* **DO THIS**:
Only lines with the string "window" matter here; gather them from the material below.

* **MATERIAL FOR THIS TASK**:
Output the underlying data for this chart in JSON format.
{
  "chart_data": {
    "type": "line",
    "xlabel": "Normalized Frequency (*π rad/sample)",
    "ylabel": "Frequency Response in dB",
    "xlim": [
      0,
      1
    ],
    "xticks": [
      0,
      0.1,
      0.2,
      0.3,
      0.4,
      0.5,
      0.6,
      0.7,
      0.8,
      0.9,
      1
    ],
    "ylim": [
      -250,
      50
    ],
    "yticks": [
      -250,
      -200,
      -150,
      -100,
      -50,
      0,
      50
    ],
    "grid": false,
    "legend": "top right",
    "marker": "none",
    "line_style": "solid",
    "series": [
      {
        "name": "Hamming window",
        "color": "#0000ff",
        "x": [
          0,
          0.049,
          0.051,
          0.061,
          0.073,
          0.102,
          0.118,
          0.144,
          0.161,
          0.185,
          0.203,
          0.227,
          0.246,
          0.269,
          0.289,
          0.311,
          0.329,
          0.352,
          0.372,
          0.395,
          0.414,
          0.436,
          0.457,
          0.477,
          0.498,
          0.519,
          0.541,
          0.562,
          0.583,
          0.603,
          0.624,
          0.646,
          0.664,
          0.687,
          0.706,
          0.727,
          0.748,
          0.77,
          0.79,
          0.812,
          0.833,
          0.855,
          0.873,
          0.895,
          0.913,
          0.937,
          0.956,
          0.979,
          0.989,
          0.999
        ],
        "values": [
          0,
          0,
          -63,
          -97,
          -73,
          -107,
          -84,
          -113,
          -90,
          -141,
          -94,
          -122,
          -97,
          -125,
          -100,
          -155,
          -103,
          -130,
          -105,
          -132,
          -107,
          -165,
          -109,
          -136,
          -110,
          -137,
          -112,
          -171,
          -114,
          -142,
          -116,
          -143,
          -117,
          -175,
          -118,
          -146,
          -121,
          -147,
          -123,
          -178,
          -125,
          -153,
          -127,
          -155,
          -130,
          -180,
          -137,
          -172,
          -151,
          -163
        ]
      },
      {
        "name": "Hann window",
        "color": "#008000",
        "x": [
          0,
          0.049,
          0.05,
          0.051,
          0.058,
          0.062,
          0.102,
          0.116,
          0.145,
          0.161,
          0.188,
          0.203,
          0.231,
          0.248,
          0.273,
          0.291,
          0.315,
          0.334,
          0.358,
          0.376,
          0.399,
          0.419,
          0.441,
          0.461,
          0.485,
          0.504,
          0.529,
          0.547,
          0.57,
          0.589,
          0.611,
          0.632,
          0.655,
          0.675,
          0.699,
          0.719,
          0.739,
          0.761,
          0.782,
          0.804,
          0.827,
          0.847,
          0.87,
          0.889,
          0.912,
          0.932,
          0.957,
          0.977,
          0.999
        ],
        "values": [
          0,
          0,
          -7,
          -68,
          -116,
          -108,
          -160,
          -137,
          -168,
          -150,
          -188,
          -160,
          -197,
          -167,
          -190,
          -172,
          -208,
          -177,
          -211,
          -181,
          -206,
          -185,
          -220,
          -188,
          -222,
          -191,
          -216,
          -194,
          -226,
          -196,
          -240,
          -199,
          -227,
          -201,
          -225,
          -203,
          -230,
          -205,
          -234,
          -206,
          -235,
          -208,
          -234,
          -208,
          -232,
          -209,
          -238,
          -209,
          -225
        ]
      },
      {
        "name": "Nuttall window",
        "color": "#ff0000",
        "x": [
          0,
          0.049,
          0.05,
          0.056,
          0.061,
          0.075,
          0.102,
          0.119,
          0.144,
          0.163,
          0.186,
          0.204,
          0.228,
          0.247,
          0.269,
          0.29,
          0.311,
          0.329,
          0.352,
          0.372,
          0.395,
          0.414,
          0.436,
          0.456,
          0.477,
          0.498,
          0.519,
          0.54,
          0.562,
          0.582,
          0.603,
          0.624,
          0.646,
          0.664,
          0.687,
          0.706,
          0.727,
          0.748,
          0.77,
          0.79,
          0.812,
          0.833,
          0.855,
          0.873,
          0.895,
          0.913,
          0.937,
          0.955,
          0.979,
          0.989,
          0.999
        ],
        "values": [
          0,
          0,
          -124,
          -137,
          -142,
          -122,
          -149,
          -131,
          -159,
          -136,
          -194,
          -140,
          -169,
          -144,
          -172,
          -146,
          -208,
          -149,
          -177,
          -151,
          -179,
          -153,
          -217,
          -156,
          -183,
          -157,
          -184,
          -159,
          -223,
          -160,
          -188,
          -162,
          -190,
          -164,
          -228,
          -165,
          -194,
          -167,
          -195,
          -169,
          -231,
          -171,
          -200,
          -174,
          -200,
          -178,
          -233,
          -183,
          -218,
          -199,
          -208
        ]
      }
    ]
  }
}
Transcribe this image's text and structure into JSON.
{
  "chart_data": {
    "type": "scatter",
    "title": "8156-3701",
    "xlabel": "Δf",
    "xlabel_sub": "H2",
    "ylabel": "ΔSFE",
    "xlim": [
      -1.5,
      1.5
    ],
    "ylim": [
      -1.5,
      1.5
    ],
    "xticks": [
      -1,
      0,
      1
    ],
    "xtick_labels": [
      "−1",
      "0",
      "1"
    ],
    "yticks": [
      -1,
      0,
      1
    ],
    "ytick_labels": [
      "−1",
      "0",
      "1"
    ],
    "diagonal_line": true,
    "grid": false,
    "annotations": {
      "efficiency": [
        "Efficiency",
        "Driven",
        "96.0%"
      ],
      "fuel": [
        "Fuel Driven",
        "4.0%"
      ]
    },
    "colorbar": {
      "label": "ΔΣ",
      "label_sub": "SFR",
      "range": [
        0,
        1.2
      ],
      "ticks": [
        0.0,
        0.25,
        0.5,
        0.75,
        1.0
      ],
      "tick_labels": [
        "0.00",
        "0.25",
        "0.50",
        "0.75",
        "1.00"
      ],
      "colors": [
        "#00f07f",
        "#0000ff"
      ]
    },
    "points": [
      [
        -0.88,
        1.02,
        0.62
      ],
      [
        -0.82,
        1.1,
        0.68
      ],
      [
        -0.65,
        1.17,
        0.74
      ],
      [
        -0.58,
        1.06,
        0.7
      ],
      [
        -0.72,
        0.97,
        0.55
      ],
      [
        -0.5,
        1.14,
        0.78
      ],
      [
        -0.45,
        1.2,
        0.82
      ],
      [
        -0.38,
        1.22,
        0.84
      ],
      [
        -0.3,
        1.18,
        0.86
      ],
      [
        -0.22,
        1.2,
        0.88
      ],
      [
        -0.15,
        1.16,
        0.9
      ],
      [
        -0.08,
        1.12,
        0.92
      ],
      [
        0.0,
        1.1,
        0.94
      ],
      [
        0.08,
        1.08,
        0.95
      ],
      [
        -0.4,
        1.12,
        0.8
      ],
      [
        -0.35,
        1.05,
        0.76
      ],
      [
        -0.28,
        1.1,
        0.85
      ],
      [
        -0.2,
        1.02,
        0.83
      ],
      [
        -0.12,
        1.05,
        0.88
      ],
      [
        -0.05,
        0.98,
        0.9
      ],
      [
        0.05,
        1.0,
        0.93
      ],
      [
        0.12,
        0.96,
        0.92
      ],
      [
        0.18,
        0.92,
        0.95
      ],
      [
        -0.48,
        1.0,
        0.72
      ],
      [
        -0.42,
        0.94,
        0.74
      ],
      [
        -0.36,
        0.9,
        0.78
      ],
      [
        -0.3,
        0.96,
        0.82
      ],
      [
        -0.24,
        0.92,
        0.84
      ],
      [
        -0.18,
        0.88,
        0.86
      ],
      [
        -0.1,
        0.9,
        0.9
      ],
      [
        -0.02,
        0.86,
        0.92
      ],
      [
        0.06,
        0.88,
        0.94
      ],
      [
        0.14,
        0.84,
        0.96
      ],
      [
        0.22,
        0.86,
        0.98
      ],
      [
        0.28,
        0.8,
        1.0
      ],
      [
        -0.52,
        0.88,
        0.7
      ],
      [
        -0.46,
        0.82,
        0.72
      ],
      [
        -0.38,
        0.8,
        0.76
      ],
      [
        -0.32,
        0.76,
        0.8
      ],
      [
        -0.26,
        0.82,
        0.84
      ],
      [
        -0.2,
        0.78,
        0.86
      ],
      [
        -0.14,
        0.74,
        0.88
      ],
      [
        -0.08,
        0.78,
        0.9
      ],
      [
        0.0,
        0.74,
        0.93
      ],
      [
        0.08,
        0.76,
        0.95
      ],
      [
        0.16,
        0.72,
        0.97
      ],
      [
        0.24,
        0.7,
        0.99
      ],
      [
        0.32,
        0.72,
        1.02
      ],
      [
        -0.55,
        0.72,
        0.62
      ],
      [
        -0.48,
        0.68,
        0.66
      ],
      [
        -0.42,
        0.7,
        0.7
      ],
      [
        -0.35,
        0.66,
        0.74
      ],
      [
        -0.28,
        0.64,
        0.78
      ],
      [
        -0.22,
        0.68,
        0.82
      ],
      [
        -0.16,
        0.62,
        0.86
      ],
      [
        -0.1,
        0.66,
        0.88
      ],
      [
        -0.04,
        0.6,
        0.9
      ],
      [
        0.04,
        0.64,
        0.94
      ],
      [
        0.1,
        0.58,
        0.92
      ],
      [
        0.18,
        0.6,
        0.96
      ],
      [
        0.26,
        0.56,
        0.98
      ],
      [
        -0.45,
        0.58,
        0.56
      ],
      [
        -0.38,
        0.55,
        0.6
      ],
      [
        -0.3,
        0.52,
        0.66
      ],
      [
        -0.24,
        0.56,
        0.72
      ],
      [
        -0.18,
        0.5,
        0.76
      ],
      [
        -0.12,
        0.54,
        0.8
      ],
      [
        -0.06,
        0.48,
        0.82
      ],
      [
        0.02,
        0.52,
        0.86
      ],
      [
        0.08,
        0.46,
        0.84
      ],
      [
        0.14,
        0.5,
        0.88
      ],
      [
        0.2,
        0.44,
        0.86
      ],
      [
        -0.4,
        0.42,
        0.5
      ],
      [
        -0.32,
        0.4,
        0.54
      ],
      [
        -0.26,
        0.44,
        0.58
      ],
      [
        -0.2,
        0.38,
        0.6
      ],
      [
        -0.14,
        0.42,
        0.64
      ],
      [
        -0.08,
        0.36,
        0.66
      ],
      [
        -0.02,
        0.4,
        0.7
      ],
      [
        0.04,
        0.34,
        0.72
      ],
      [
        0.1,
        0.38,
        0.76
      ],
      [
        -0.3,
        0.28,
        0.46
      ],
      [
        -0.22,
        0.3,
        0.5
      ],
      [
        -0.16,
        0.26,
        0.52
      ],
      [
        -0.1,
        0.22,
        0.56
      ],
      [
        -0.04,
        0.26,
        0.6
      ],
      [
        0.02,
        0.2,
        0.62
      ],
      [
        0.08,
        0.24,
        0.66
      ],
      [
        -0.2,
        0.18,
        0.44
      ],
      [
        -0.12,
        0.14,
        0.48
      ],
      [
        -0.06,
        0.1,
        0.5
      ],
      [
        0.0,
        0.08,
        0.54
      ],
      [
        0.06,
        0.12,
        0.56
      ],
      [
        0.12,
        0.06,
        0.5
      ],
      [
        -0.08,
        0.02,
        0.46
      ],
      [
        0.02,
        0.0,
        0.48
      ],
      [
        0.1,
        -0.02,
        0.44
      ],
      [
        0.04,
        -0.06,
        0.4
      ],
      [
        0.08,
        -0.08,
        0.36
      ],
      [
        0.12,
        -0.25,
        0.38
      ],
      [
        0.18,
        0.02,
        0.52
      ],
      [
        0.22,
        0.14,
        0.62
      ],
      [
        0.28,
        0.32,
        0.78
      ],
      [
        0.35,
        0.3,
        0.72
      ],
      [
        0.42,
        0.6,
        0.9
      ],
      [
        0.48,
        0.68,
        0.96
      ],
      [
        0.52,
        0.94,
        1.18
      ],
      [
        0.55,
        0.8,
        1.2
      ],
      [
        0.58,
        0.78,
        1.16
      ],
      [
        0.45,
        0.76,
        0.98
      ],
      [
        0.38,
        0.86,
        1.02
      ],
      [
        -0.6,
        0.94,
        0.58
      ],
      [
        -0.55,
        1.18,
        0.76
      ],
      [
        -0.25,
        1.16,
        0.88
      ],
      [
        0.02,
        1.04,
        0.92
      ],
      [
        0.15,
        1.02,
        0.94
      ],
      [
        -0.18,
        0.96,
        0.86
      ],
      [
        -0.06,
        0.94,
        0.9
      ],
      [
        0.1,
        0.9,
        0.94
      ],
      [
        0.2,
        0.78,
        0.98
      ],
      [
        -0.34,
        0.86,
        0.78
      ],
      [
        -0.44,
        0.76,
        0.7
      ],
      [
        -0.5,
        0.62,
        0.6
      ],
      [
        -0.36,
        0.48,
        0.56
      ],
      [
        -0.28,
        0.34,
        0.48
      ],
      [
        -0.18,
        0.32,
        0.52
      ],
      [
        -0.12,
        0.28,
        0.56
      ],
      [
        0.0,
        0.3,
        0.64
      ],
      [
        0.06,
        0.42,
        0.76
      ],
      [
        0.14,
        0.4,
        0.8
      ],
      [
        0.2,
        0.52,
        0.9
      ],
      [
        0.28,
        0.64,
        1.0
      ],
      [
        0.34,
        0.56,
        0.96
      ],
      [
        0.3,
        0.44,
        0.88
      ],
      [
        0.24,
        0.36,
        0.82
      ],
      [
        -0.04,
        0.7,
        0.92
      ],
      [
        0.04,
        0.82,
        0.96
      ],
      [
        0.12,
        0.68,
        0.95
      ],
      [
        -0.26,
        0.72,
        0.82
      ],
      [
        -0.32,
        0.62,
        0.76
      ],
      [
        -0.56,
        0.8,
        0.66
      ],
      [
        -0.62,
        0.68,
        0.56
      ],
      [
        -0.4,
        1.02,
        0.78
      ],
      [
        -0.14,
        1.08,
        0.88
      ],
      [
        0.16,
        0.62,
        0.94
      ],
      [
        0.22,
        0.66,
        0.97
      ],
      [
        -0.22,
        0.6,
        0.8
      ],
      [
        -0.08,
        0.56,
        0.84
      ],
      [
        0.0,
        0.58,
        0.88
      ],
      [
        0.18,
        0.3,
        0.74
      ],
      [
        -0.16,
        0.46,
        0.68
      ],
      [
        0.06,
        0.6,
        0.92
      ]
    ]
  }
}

* **COMPLETED EXERCISE**:
        "name": "Hamming window",
        "name": "Hann window",
        "name": "Nuttall window",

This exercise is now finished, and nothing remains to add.